The exercise: Note how many lines in the entries contain the string "What", then give that number and nothing else.

Material:
----

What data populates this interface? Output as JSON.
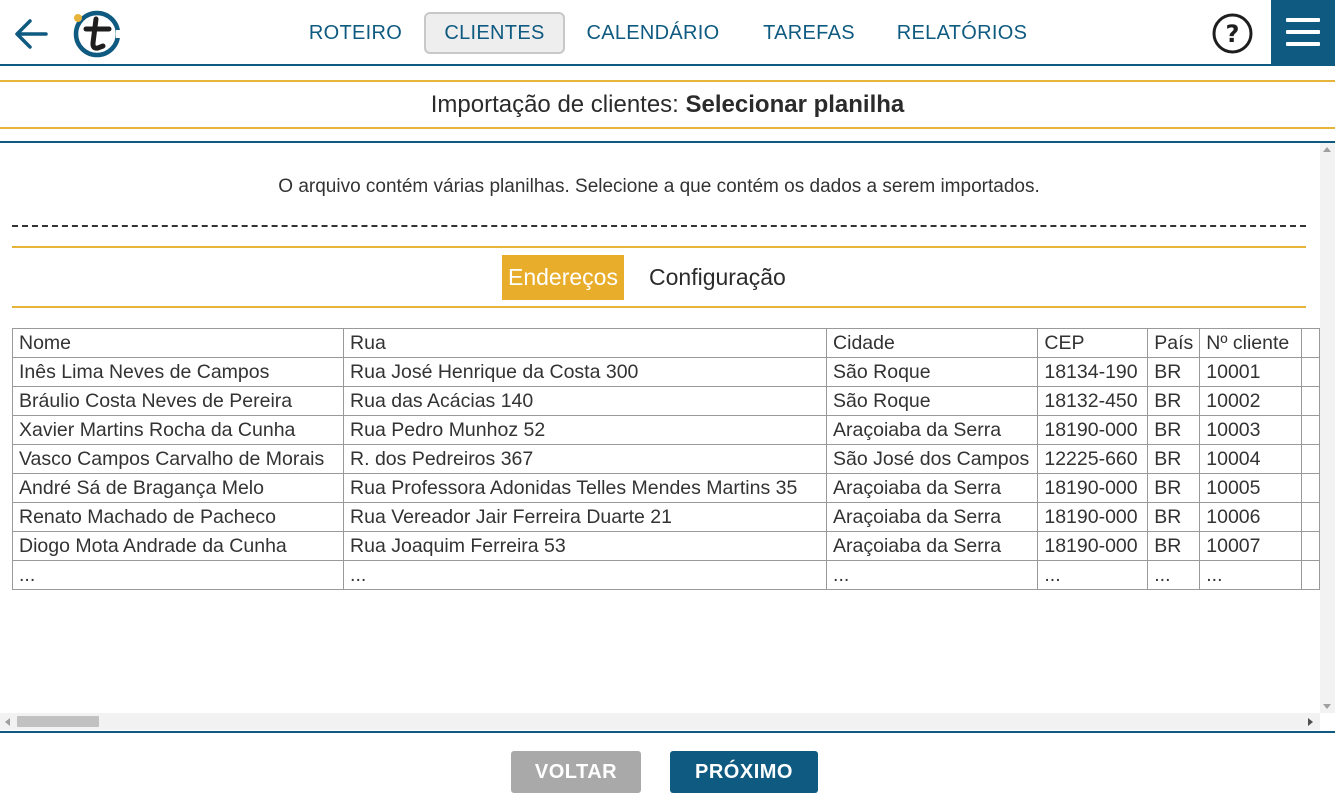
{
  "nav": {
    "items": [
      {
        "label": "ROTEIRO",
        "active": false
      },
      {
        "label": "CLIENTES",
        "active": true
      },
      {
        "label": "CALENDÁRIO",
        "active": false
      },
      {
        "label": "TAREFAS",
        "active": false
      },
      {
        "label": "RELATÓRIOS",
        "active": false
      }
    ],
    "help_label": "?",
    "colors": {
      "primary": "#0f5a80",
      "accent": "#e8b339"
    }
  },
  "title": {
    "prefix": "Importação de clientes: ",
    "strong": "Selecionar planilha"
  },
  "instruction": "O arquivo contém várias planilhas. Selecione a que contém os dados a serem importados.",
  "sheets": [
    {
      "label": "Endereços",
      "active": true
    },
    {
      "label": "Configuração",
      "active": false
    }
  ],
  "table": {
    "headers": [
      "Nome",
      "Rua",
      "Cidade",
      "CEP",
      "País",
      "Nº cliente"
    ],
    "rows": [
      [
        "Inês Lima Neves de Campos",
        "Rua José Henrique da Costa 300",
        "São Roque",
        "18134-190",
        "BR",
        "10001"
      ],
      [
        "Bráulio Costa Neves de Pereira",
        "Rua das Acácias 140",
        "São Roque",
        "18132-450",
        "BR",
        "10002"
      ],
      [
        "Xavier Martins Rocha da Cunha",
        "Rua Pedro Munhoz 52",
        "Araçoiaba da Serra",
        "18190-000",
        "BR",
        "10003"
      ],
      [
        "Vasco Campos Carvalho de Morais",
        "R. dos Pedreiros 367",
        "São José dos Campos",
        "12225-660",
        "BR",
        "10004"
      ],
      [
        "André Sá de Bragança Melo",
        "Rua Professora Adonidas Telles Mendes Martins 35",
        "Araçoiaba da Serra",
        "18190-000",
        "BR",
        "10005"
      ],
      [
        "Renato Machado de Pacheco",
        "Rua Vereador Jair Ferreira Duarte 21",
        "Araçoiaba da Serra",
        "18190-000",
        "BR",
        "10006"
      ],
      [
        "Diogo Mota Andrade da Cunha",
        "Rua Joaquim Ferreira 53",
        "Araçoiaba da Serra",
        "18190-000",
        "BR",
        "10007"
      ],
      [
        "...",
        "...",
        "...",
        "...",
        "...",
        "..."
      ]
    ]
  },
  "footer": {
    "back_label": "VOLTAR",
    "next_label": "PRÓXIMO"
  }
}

----

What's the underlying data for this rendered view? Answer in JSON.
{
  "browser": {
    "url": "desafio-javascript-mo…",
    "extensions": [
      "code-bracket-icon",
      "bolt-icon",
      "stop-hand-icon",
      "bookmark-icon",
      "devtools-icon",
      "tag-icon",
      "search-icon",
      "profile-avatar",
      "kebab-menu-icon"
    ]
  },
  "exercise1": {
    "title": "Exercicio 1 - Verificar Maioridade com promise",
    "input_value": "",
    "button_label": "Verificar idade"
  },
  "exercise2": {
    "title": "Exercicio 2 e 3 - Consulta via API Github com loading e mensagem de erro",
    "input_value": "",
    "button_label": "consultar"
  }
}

----

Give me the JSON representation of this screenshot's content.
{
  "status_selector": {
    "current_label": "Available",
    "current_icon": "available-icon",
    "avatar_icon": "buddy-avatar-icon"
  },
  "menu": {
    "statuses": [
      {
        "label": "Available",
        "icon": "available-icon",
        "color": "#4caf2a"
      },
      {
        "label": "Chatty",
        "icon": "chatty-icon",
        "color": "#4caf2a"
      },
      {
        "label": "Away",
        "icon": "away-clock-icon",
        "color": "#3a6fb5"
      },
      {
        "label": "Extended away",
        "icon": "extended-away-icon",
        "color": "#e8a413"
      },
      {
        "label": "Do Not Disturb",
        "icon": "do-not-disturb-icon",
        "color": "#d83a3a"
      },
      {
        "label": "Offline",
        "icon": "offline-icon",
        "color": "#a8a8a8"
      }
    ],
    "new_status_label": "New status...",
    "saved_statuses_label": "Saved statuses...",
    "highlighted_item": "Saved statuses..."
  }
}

----

Exercise answer: 2